#### Entries supplied
++++++++++
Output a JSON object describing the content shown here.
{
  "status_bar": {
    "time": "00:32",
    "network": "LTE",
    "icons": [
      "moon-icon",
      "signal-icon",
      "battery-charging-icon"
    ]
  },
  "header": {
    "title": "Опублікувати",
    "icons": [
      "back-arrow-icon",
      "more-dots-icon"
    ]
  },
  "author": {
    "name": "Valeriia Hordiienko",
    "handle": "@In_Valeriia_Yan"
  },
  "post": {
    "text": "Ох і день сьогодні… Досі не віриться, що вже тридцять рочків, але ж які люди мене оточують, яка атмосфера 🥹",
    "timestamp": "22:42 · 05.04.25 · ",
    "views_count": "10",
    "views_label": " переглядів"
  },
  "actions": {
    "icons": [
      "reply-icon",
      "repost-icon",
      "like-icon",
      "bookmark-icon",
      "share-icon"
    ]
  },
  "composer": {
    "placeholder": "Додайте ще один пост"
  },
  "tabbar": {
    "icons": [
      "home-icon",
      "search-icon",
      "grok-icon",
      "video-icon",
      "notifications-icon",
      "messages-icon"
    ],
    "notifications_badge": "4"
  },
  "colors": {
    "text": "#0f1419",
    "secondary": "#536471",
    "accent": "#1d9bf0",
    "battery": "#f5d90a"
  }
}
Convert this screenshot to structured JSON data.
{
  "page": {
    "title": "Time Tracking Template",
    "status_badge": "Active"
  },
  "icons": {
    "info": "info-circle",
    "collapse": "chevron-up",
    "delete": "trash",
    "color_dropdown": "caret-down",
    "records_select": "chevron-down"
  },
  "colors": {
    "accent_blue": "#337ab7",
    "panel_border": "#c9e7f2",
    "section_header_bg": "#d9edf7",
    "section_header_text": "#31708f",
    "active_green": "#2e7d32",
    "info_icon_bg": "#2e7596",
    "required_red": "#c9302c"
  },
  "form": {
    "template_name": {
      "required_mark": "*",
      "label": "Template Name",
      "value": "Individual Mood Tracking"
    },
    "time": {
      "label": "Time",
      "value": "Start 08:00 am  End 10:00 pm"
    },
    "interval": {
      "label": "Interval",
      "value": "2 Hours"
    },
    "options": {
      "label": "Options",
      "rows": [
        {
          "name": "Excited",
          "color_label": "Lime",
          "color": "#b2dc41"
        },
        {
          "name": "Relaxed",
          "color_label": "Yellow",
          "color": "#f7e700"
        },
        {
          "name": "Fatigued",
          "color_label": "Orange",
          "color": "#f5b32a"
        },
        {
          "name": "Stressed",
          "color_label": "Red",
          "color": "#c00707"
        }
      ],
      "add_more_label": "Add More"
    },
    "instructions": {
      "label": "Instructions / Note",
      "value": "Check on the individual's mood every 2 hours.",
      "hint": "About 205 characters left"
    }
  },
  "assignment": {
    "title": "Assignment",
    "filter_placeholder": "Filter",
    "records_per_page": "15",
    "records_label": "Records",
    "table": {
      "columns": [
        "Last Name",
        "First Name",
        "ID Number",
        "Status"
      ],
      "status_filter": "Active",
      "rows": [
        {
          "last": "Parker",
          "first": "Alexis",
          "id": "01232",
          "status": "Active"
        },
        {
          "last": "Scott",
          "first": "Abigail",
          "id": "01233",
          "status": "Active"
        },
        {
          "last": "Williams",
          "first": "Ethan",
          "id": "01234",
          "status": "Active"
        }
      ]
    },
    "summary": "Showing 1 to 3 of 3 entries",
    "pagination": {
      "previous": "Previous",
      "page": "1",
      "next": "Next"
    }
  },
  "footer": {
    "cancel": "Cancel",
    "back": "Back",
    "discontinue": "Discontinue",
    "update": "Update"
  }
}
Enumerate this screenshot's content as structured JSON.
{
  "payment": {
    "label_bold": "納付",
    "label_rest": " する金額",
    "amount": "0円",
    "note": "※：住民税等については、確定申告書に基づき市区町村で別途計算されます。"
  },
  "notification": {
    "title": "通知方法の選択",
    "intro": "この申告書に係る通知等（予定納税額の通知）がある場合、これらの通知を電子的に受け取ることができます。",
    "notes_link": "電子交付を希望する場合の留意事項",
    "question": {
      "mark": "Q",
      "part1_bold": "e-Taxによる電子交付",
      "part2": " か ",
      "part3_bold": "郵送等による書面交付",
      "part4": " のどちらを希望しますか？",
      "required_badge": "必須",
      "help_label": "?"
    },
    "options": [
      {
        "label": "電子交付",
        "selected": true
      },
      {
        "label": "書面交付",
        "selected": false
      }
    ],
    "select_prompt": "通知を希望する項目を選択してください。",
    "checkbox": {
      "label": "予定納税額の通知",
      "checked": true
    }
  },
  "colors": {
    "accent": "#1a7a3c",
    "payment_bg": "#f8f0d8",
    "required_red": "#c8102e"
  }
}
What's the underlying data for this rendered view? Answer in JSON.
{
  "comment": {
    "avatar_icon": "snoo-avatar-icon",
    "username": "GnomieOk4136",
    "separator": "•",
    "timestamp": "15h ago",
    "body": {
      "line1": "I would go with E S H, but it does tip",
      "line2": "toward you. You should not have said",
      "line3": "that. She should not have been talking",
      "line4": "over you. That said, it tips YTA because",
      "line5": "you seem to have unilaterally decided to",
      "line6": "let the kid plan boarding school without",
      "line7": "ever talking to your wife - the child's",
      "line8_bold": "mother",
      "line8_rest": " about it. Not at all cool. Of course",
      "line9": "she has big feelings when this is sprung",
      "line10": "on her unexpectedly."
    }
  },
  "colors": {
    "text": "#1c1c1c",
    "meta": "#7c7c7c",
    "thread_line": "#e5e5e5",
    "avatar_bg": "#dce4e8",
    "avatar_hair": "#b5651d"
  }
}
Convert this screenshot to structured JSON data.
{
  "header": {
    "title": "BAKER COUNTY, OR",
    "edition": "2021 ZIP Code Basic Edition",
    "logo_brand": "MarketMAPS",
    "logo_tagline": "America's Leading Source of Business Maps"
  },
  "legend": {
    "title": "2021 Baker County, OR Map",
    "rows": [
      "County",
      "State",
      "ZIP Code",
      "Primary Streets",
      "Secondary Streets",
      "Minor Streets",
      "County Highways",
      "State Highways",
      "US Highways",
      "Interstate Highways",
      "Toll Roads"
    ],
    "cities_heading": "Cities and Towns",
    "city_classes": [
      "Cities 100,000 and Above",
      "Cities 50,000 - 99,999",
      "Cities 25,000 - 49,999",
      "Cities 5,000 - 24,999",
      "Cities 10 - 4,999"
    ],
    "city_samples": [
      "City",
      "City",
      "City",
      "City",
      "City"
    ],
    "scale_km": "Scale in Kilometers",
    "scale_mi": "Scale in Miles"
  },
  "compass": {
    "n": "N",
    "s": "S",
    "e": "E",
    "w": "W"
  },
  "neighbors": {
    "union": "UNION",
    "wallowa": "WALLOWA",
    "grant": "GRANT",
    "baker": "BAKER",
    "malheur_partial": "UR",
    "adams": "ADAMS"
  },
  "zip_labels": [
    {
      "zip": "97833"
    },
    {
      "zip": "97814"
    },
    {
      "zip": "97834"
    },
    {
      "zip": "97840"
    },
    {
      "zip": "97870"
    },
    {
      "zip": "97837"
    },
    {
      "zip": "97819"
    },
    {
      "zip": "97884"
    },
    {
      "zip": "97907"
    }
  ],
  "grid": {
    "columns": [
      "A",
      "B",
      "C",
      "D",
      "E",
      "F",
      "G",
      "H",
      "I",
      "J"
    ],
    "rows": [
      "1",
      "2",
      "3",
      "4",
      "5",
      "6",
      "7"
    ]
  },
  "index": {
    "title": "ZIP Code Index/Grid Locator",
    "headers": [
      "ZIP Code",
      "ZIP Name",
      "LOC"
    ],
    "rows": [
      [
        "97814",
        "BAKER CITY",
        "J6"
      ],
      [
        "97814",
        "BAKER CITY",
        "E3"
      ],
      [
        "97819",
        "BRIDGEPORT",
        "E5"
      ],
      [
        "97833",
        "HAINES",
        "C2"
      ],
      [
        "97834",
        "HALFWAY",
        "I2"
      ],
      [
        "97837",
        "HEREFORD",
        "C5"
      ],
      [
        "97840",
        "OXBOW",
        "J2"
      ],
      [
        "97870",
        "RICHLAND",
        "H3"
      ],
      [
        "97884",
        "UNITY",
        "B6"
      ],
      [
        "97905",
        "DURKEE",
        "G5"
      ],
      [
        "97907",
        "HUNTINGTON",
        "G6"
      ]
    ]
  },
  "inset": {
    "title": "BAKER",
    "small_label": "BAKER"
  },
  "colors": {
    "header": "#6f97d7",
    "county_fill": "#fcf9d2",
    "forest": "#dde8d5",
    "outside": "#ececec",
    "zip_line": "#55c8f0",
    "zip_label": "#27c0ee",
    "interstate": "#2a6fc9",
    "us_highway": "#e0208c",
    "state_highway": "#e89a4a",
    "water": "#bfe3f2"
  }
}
++++++++++
#### Problem details
Gather up every line from the listing above in which the word "Highways" occurs.

#### Output
      "County Highways",
      "State Highways",
      "US Highways",
      "Interstate Highways",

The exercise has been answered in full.